Edits tidak dibatasi untuk penggunaan di Facebook atau Instagram saja, namun bisa digunakan untuk platform apa pun. Fitur-fitur yang ditawarkan meliputi Ideas, Projects, Inspirations, Green Screen, Timeline, Music, Animate, dan Cutouts. Semua ini dirancang untuk mempermudah pengelolaan konten video. Setelah mengedit, pengguna dapat langsung membagikan video ke media sosial atau menyimpannya untuk diunggah ke platform lain. Meta juga berencana menambahkan lebih banyak fitur, termasuk alat AI visual, kolaborasi antar kreator, dan berbagai opsi kreatif lainnya di masa mendatang.

OpenAI Tertarik Akuisisi Chrome dari Google Jika Dijual

Perusahaan teknologi OpenAI menyatakan ketertarikannya untuk membeli aplikasi mesin pencarian milik Google, Chrome, jika perusahaan tersebut memutuskan untuk menjualnya. Kabar ini pertama kali dilaporkan oleh Reuters dan kemudian disusul oleh The Verge pada Rabu, yang menyebutkan pernyataan ini datang dari salah satu eksekutif ChatGPT dalam sidang kasus hukum terkait monopoli Google.

Pada tahun lalu, Departemen Kehakiman AS mengusulkan agar Google melepaskan Chrome sebagai solusi atas putusan mengenai monopoli layanan pencarian daring yang dihadapi Google, yang diputuskan oleh Hakim Amit Mehta. Proses hukum terhadap Google kini sudah dimulai, dengan persidangan pertama berlangsung pada Senin (21/4), sementara Google berencana mengajukan banding terhadap kasus ini.

Nick Turley, eksekutif dari OpenAI, turut bersaksi bahwa perusahaan telah menghubungi Google tahun lalu untuk membahas potensi kemitraan yang memungkinkan ChatGPT menggunakan teknologi pencarian Google. Namun, negosiasi ini tidak membuahkan hasil, dan saat ini OpenAI hanya mengandalkan pencarian dari Bing, meskipun kualitasnya masih jauh dari yang diharapkan. Dalam sebuah surel yang dibacakan dalam persidangan, OpenAI menekankan bahwa penggunaan API Google dapat menghasilkan produk yang lebih baik bagi penggunanya.

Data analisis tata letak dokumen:
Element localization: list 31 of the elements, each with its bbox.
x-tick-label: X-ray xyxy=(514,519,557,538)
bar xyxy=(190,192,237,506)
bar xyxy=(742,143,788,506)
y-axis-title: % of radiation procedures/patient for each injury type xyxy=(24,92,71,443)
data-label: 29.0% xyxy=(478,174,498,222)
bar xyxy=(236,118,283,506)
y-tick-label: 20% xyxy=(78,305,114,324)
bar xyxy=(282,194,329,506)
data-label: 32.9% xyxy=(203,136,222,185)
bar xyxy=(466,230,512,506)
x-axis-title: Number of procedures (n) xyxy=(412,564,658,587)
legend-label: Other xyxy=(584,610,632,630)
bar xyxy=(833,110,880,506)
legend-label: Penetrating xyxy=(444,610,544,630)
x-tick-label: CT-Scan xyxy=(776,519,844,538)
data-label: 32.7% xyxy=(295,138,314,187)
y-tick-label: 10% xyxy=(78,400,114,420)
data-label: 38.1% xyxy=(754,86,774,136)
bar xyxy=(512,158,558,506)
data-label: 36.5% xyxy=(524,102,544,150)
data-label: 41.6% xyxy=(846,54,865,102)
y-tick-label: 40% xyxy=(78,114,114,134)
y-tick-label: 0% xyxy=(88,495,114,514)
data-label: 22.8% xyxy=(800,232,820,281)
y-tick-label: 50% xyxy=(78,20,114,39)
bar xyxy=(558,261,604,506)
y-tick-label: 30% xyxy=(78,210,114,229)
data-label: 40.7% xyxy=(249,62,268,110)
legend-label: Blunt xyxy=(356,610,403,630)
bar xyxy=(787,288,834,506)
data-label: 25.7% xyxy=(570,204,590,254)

=== TUGAS YANG DIKERJAKAN ===
(1) Menurut artikel tentang OpenAI dan Chrome, siapa hakim yang memutuskan perkara monopoli layanan pencarian daring yang dihadapi Google?
(2) Tukar "Departemen Kehakiman AS" dengan "Kementerian Kehakiman AS" pada bagian artikel tentang OpenAI dan Chrome yang dimulai dengan "Perusahaan teknologi OpenAI" dan berlanjut sampai "terhadap kasus ini.", lalu tuliskan kembali bagian itu.
Baris-baris data tersebut merupakan bahan tersendiri yang terpisah dari artikel.

=== LATIHAN SELESAI ===
(1) Hakim Amit Mehta.

(2)
Perusahaan teknologi OpenAI menyatakan ketertarikannya untuk membeli aplikasi mesin pencarian milik Google, Chrome, jika perusahaan tersebut memutuskan untuk menjualnya. Kabar ini pertama kali dilaporkan oleh Reuters dan kemudian disusul oleh The Verge pada Rabu, yang menyebutkan pernyataan ini datang dari salah satu eksekutif ChatGPT dalam sidang kasus hukum terkait monopoli Google.

Pada tahun lalu, Kementerian Kehakiman AS mengusulkan agar Google melepaskan Chrome sebagai solusi atas putusan mengenai monopoli layanan pencarian daring yang dihadapi Google, yang diputuskan oleh Hakim Amit Mehta. Proses hukum terhadap Google kini sudah dimulai, dengan persidangan pertama berlangsung pada Senin (21/4), sementara Google berencana mengajukan banding terhadap kasus ini.